** start of Task data **
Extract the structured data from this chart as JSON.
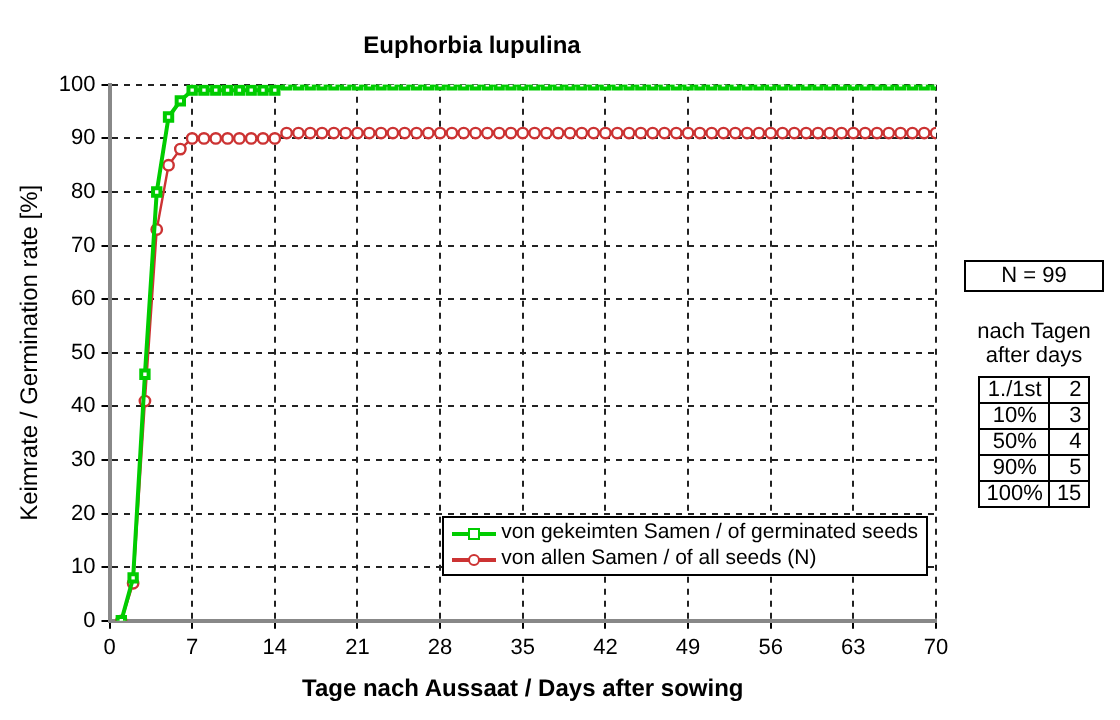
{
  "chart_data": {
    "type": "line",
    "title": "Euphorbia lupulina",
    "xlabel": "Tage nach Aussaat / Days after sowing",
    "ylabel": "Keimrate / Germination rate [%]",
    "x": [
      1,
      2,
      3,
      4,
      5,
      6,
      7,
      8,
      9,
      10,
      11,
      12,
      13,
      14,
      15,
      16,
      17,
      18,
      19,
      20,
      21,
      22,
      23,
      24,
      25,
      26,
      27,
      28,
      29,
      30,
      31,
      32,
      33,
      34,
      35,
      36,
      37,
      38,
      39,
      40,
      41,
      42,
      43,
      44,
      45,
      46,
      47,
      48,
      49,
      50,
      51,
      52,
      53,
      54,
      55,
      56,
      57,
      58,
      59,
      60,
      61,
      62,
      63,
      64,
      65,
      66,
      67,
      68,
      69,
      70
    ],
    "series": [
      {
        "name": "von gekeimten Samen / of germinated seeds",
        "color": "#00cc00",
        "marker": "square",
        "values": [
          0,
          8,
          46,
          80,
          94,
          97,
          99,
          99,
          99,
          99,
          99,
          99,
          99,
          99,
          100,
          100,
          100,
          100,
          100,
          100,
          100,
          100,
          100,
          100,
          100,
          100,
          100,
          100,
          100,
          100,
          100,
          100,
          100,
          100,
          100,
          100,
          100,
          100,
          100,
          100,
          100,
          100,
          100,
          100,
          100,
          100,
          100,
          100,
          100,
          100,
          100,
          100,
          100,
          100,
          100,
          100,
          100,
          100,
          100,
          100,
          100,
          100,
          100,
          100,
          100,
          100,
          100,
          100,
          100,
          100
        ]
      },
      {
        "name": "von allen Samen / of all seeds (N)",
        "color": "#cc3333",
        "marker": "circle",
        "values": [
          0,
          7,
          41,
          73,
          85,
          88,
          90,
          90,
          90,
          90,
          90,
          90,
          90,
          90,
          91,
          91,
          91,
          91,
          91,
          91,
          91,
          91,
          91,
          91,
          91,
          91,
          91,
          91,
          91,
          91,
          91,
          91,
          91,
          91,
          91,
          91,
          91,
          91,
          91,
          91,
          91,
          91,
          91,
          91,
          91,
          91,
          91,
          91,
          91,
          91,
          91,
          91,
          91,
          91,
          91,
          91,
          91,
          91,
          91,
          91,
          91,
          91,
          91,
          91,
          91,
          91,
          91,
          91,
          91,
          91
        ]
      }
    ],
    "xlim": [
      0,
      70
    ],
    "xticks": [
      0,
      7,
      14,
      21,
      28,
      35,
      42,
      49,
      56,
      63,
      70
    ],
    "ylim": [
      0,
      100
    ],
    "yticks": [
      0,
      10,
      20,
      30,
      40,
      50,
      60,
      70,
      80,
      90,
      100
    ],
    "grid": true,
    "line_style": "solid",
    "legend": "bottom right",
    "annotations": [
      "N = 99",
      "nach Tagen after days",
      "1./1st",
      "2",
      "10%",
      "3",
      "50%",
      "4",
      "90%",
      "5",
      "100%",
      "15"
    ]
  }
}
** end of Task data **
* Request: Working from the entries above, return all lines that contain "seeds".

* Correct output:
        "name": "von gekeimten Samen / of germinated seeds",
        "name": "von allen Samen / of all seeds (N)",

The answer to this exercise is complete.